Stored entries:

[start]

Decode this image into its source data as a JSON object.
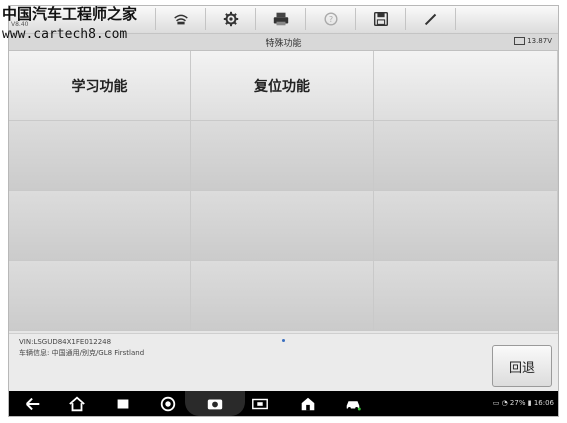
{
  "watermark": {
    "line1": "中国汽车工程师之家",
    "line2": "www.cartech8.com"
  },
  "version_label": "V8.40",
  "toolbar": {
    "buttons": [
      {
        "name": "vci-link-icon"
      },
      {
        "name": "settings-gear-icon"
      },
      {
        "name": "printer-icon"
      },
      {
        "name": "help-icon"
      },
      {
        "name": "save-icon"
      },
      {
        "name": "pen-icon"
      }
    ]
  },
  "header": {
    "title": "特殊功能",
    "battery_voltage": "13.87V"
  },
  "functions": {
    "cells": [
      "学习功能",
      "复位功能",
      "",
      "",
      "",
      "",
      "",
      "",
      "",
      "",
      "",
      ""
    ]
  },
  "vehicle_info": {
    "vin": "VIN:LSGUD84X1FE012248",
    "car": "车辆信息: 中国通用/别克/GL8 Firstland"
  },
  "back_button": {
    "label": "回退"
  },
  "system_bar": {
    "time": "16:06",
    "battery": "27%"
  },
  "colors": {
    "toolbar_bg": "#e0e0e0",
    "navbar_bg": "#000000",
    "page_dot": "#3a6fbf"
  }
}
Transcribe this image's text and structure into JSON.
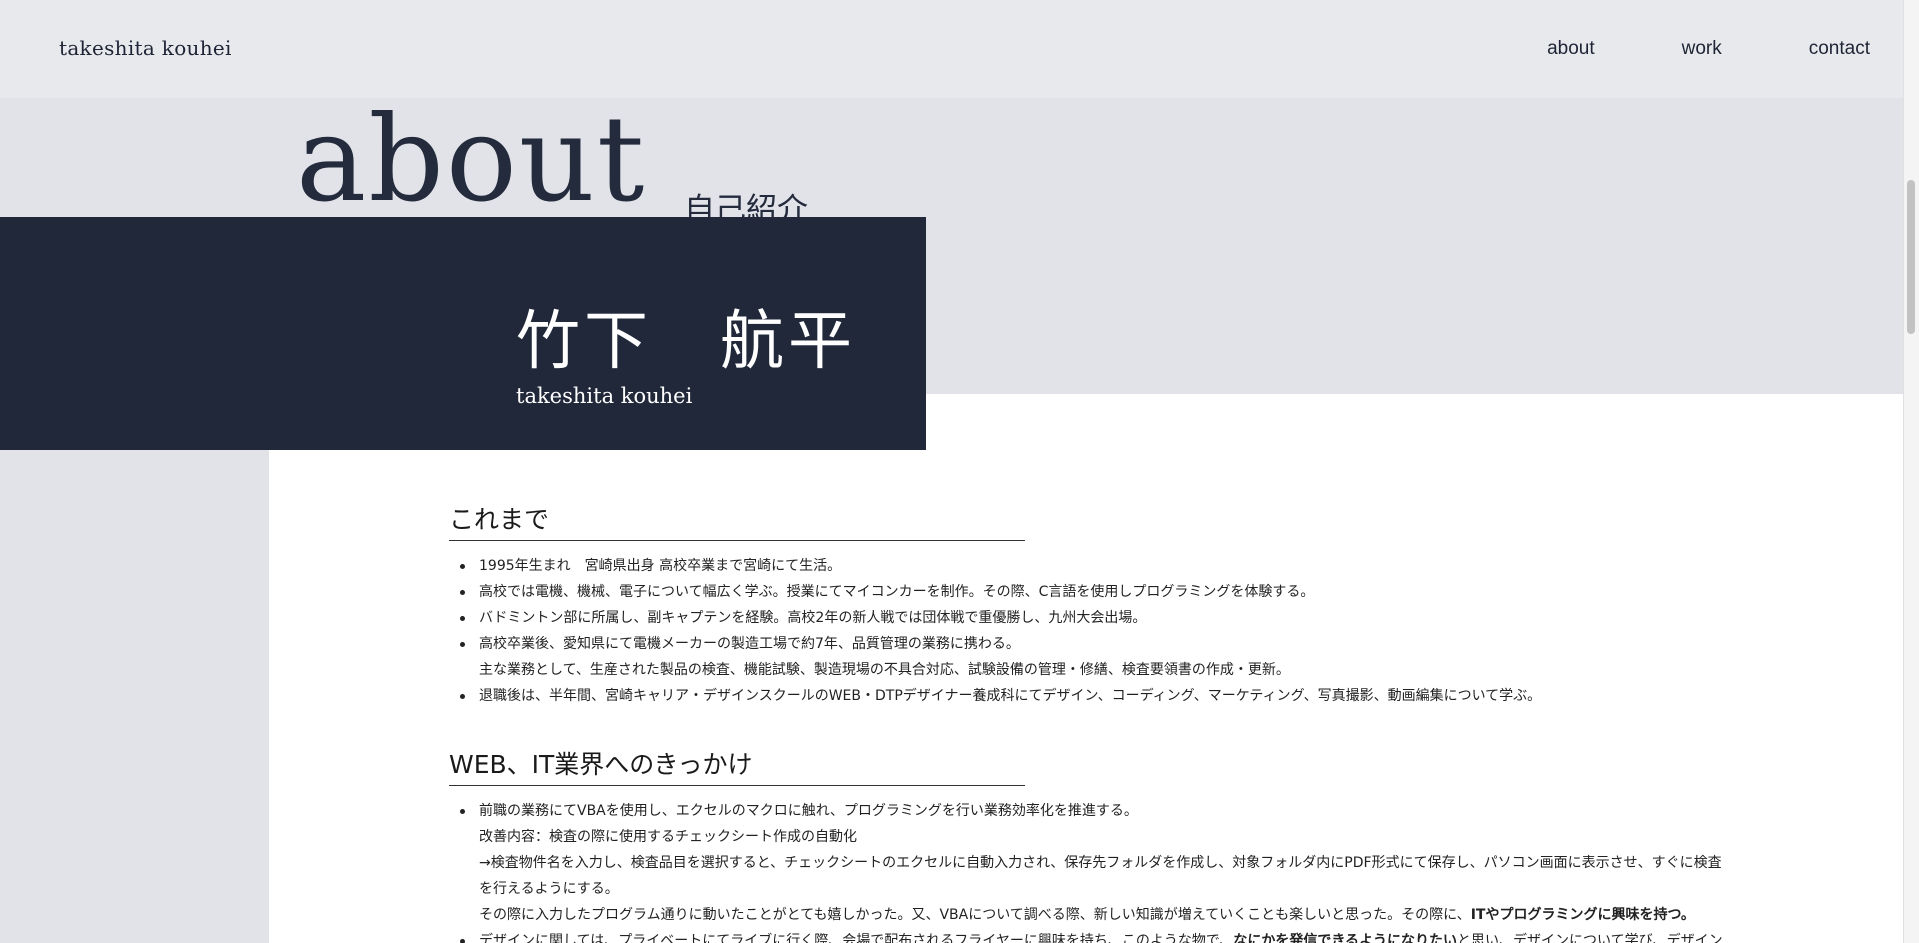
{
  "header": {
    "logo": "takeshita kouhei",
    "nav": [
      "about",
      "work",
      "contact"
    ]
  },
  "hero": {
    "title": "about",
    "subtitle": "自己紹介",
    "name_jp": "竹下　航平",
    "name_en": "takeshita kouhei"
  },
  "sections": [
    {
      "title": "これまで",
      "items": [
        [
          "1995年生まれ　宮崎県出身 高校卒業まで宮崎にて生活。"
        ],
        [
          "高校では電機、機械、電子について幅広く学ぶ。授業にてマイコンカーを制作。その際、C言語を使用しプログラミングを体験する。"
        ],
        [
          "バドミントン部に所属し、副キャプテンを経験。高校2年の新人戦では団体戦で重優勝し、九州大会出場。"
        ],
        [
          "高校卒業後、愛知県にて電機メーカーの製造工場で約7年、品質管理の業務に携わる。",
          "主な業務として、生産された製品の検査、機能試験、製造現場の不具合対応、試験設備の管理・修繕、検査要領書の作成・更新。"
        ],
        [
          "退職後は、半年間、宮崎キャリア・デザインスクールのWEB・DTPデザイナー養成科にてデザイン、コーディング、マーケティング、写真撮影、動画編集について学ぶ。"
        ]
      ]
    },
    {
      "title": "WEB、IT業界へのきっかけ",
      "item1": {
        "l1": "前職の業務にてVBAを使用し、エクセルのマクロに触れ、プログラミングを行い業務効率化を推進する。",
        "l2": "改善内容：検査の際に使用するチェックシート作成の自動化",
        "l3": "→検査物件名を入力し、検査品目を選択すると、チェックシートのエクセルに自動入力され、保存先フォルダを作成し、対象フォルダ内にPDF形式にて保存し、パソコン画面に表示させ、すぐに検査を行えるようにする。",
        "l4a": "その際に入力したプログラム通りに動いたことがとても嬉しかった。又、VBAについて調べる際、新しい知識が増えていくことも楽しいと思った。その際に、",
        "l4b": "ITやプログラミングに興味を持つ。"
      },
      "item2": {
        "a": "デザインに関しては、プライベートにてライブに行く際、会場で配布されるフライヤーに興味を持ち、このような物で、",
        "b": "なにかを発信できるようになりたい",
        "c": "と思い、デザインについて学び、デザイン"
      }
    }
  ],
  "colors": {
    "navy": "#20283a",
    "band": "#e2e3e8",
    "header": "#e8e9ec"
  }
}
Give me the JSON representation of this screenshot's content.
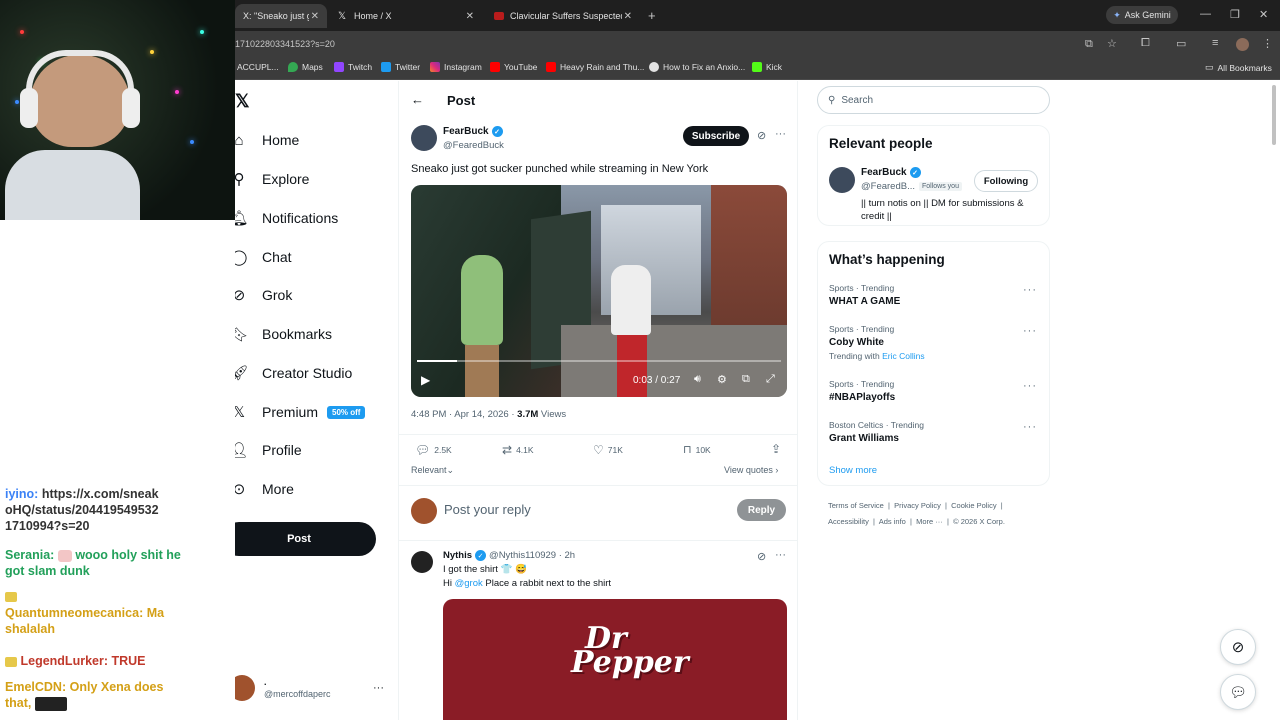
{
  "browser": {
    "tabs": [
      {
        "label": "X: \"Sneako just got",
        "active": true
      },
      {
        "label": "Home / X",
        "active": false
      },
      {
        "label": "Clavicular Suffers Suspected O",
        "active": false
      }
    ],
    "ask_gemini": "Ask Gemini",
    "url": "1710228033415​23?s=20",
    "bookmarks": [
      "ACCUPL...",
      "Maps",
      "Twitch",
      "Twitter",
      "Instagram",
      "YouTube",
      "Heavy Rain and Thu...",
      "How to Fix an Anxio...",
      "Kick"
    ],
    "all_bookmarks": "All Bookmarks"
  },
  "chat": [
    {
      "user": "iyino:",
      "text": "https://x.com/sneak oHQ/status/204419549532 1710994?s=20",
      "color": "#3b82f6"
    },
    {
      "user": "Serania:",
      "text": "wooo holy shit he got slam dunk",
      "color": "#22a05a"
    },
    {
      "user": "Quantumneomecanica:",
      "text": "Ma shalalah",
      "color": "#d4a017"
    },
    {
      "user": "LegendLurker:",
      "text": "TRUE",
      "color": "#c0392b"
    },
    {
      "user": "EmelCDN:",
      "text": "Only Xena does that,",
      "color": "#d4a017"
    }
  ],
  "nav": {
    "items": [
      "Home",
      "Explore",
      "Notifications",
      "Chat",
      "Grok",
      "Bookmarks",
      "Creator Studio",
      "Premium",
      "Profile",
      "More"
    ],
    "premium_badge": "50% off",
    "post_button": "Post",
    "account_name": ".",
    "account_handle": "@mercoffdaperc"
  },
  "post": {
    "header": "Post",
    "author": "FearBuck",
    "handle": "@FearedBuck",
    "subscribe": "Subscribe",
    "text": "Sneako just got sucker punched while streaming in New York",
    "video_time": "0:03 / 0:27",
    "video_progress": 0.11,
    "timestamp": "4:48 PM · Apr 14, 2026 · ",
    "views_count": "3.7M",
    "views_label": " Views",
    "replies": "2.5K",
    "reposts": "4.1K",
    "likes": "71K",
    "bookmarks": "10K",
    "relevant": "Relevant",
    "view_quotes": "View quotes",
    "reply_placeholder": "Post your reply",
    "reply_button": "Reply"
  },
  "reply_tweet": {
    "author": "Nythis",
    "handle": "@Nythis110929 · 2h",
    "line1": "I got the shirt 👕 😅",
    "line2_prefix": "Hi ",
    "mention": "@grok",
    "line2_rest": " Place a rabbit next to the shirt",
    "shirt_text_1": "Dr",
    "shirt_text_2": "Pepper"
  },
  "sidebar": {
    "search_placeholder": "Search",
    "relevant_title": "Relevant people",
    "person_name": "FearBuck",
    "person_handle": "@FearedB...",
    "follows_you": "Follows you",
    "following": "Following",
    "person_bio": "|| turn notis on || DM for submissions & credit ||",
    "happening_title": "What’s happening",
    "trends": [
      {
        "meta": "Sports · Trending",
        "title": "WHAT A GAME",
        "extra": ""
      },
      {
        "meta": "Sports · Trending",
        "title": "Coby White",
        "extra": "Trending with",
        "extra_link": "Eric Collins"
      },
      {
        "meta": "Sports · Trending",
        "title": "#NBAPlayoffs",
        "extra": ""
      },
      {
        "meta": "Boston Celtics · Trending",
        "title": "Grant Williams",
        "extra": ""
      }
    ],
    "show_more": "Show more",
    "footer1": [
      "Terms of Service",
      "Privacy Policy",
      "Cookie Policy"
    ],
    "footer2": [
      "Accessibility",
      "Ads info",
      "More ···",
      "© 2026 X Corp."
    ]
  },
  "colors": {
    "accent": "#1d9bf0",
    "text": "#0f1419",
    "muted": "#536471",
    "chrome": "#3c3c3c"
  }
}
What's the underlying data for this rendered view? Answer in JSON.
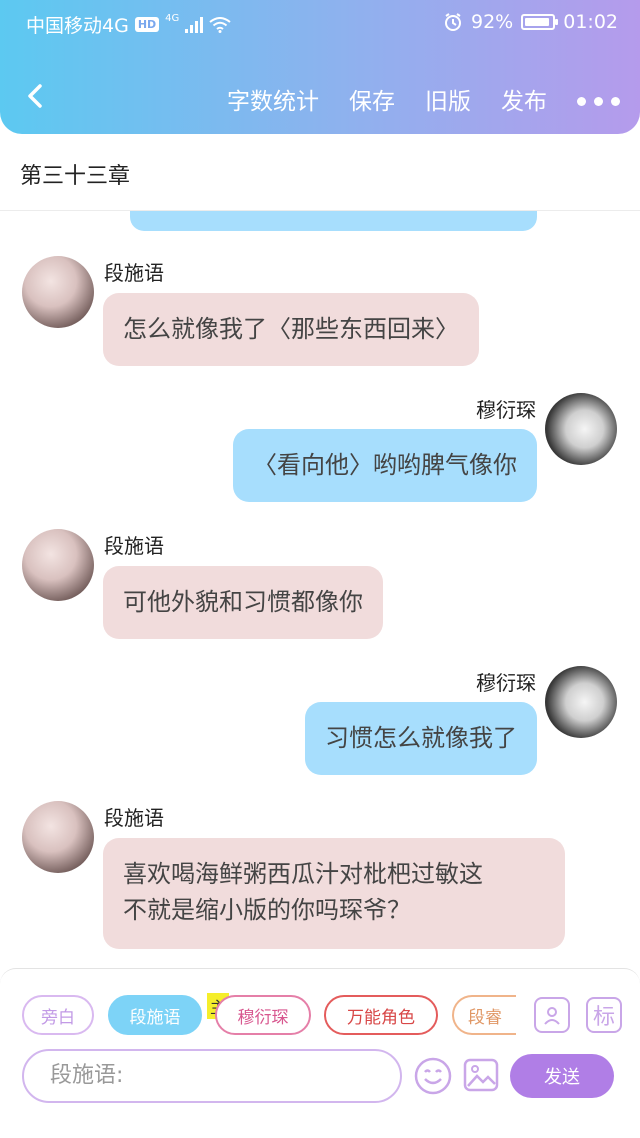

[end]

◆ WRITTEN EXERCISE: Restate the full listing verbatim and drop every picture.

◆ CORRECT RESULT:
Decode this image into its source data as a JSON object.
{
  "watermark": {
    "line1": "中国汽车工程师之家",
    "line2": "www.cartech8.com"
  },
  "version_label": "V8.40",
  "toolbar": {
    "buttons": [
      {
        "name": "vci-link-icon"
      },
      {
        "name": "settings-gear-icon"
      },
      {
        "name": "printer-icon"
      },
      {
        "name": "help-icon"
      },
      {
        "name": "save-icon"
      },
      {
        "name": "pen-icon"
      }
    ]
  },
  "header": {
    "title": "特殊功能",
    "battery_voltage": "13.87V"
  },
  "functions": {
    "cells": [
      "学习功能",
      "复位功能",
      "",
      "",
      "",
      "",
      "",
      "",
      "",
      "",
      "",
      ""
    ]
  },
  "vehicle_info": {
    "vin": "VIN:LSGUD84X1FE012248",
    "car": "车辆信息: 中国通用/别克/GL8 Firstland"
  },
  "back_button": {
    "label": "回退"
  },
  "system_bar": {
    "time": "16:06",
    "battery": "27%"
  },
  "colors": {
    "toolbar_bg": "#e0e0e0",
    "navbar_bg": "#000000",
    "page_dot": "#3a6fbf"
  }
}
Transcribe this image's text and structure into JSON.
{
  "header": {
    "logo": "takeshita kouhei",
    "nav": [
      "about",
      "work",
      "contact"
    ]
  },
  "hero": {
    "title": "about",
    "subtitle": "自己紹介",
    "name_jp": "竹下　航平",
    "name_en": "takeshita kouhei"
  },
  "sections": [
    {
      "title": "これまで",
      "items": [
        [
          "1995年生まれ　宮崎県出身 高校卒業まで宮崎にて生活。"
        ],
        [
          "高校では電機、機械、電子について幅広く学ぶ。授業にてマイコンカーを制作。その際、C言語を使用しプログラミングを体験する。"
        ],
        [
          "バドミントン部に所属し、副キャプテンを経験。高校2年の新人戦では団体戦で重優勝し、九州大会出場。"
        ],
        [
          "高校卒業後、愛知県にて電機メーカーの製造工場で約7年、品質管理の業務に携わる。",
          "主な業務として、生産された製品の検査、機能試験、製造現場の不具合対応、試験設備の管理・修繕、検査要領書の作成・更新。"
        ],
        [
          "退職後は、半年間、宮崎キャリア・デザインスクールのWEB・DTPデザイナー養成科にてデザイン、コーディング、マーケティング、写真撮影、動画編集について学ぶ。"
        ]
      ]
    },
    {
      "title": "WEB、IT業界へのきっかけ",
      "item1": {
        "l1": "前職の業務にてVBAを使用し、エクセルのマクロに触れ、プログラミングを行い業務効率化を推進する。",
        "l2": "改善内容：検査の際に使用するチェックシート作成の自動化",
        "l3": "→検査物件名を入力し、検査品目を選択すると、チェックシートのエクセルに自動入力され、保存先フォルダを作成し、対象フォルダ内にPDF形式にて保存し、パソコン画面に表示させ、すぐに検査を行えるようにする。",
        "l4a": "その際に入力したプログラム通りに動いたことがとても嬉しかった。又、VBAについて調べる際、新しい知識が増えていくことも楽しいと思った。その際に、",
        "l4b": "ITやプログラミングに興味を持つ。"
      },
      "item2": {
        "a": "デザインに関しては、プライベートにてライブに行く際、会場で配布されるフライヤーに興味を持ち、このような物で、",
        "b": "なにかを発信できるようになりたい",
        "c": "と思い、デザインについて学び、デザイン"
      }
    }
  ],
  "colors": {
    "navy": "#20283a",
    "band": "#e2e3e8",
    "header": "#e8e9ec"
  }
}
Give me the JSON representation of this screenshot's content.
{
  "browser": {
    "tabs": [
      {
        "label": "X: \"Sneako just got",
        "active": true
      },
      {
        "label": "Home / X",
        "active": false
      },
      {
        "label": "Clavicular Suffers Suspected O",
        "active": false
      }
    ],
    "ask_gemini": "Ask Gemini",
    "url": "1710228033415​23?s=20",
    "bookmarks": [
      "ACCUPL...",
      "Maps",
      "Twitch",
      "Twitter",
      "Instagram",
      "YouTube",
      "Heavy Rain and Thu...",
      "How to Fix an Anxio...",
      "Kick"
    ],
    "all_bookmarks": "All Bookmarks"
  },
  "chat": [
    {
      "user": "iyino:",
      "text": "https://x.com/sneak oHQ/status/204419549532 1710994?s=20",
      "color": "#3b82f6"
    },
    {
      "user": "Serania:",
      "text": "wooo holy shit he got slam dunk",
      "color": "#22a05a"
    },
    {
      "user": "Quantumneomecanica:",
      "text": "Ma shalalah",
      "color": "#d4a017"
    },
    {
      "user": "LegendLurker:",
      "text": "TRUE",
      "color": "#c0392b"
    },
    {
      "user": "EmelCDN:",
      "text": "Only Xena does that,",
      "color": "#d4a017"
    }
  ],
  "nav": {
    "items": [
      "Home",
      "Explore",
      "Notifications",
      "Chat",
      "Grok",
      "Bookmarks",
      "Creator Studio",
      "Premium",
      "Profile",
      "More"
    ],
    "premium_badge": "50% off",
    "post_button": "Post",
    "account_name": ".",
    "account_handle": "@mercoffdaperc"
  },
  "post": {
    "header": "Post",
    "author": "FearBuck",
    "handle": "@FearedBuck",
    "subscribe": "Subscribe",
    "text": "Sneako just got sucker punched while streaming in New York",
    "video_time": "0:03 / 0:27",
    "video_progress": 0.11,
    "timestamp": "4:48 PM · Apr 14, 2026 · ",
    "views_count": "3.7M",
    "views_label": " Views",
    "replies": "2.5K",
    "reposts": "4.1K",
    "likes": "71K",
    "bookmarks": "10K",
    "relevant": "Relevant",
    "view_quotes": "View quotes",
    "reply_placeholder": "Post your reply",
    "reply_button": "Reply"
  },
  "reply_tweet": {
    "author": "Nythis",
    "handle": "@Nythis110929 · 2h",
    "line1": "I got the shirt 👕 😅",
    "line2_prefix": "Hi ",
    "mention": "@grok",
    "line2_rest": " Place a rabbit next to the shirt",
    "shirt_text_1": "Dr",
    "shirt_text_2": "Pepper"
  },
  "sidebar": {
    "search_placeholder": "Search",
    "relevant_title": "Relevant people",
    "person_name": "FearBuck",
    "person_handle": "@FearedB...",
    "follows_you": "Follows you",
    "following": "Following",
    "person_bio": "|| turn notis on || DM for submissions & credit ||",
    "happening_title": "What’s happening",
    "trends": [
      {
        "meta": "Sports · Trending",
        "title": "WHAT A GAME",
        "extra": ""
      },
      {
        "meta": "Sports · Trending",
        "title": "Coby White",
        "extra": "Trending with",
        "extra_link": "Eric Collins"
      },
      {
        "meta": "Sports · Trending",
        "title": "#NBAPlayoffs",
        "extra": ""
      },
      {
        "meta": "Boston Celtics · Trending",
        "title": "Grant Williams",
        "extra": ""
      }
    ],
    "show_more": "Show more",
    "footer1": [
      "Terms of Service",
      "Privacy Policy",
      "Cookie Policy"
    ],
    "footer2": [
      "Accessibility",
      "Ads info",
      "More ···",
      "© 2026 X Corp."
    ]
  },
  "colors": {
    "accent": "#1d9bf0",
    "text": "#0f1419",
    "muted": "#536471",
    "chrome": "#3c3c3c"
  }
}
What's the underlying data for this rendered view? Answer in JSON.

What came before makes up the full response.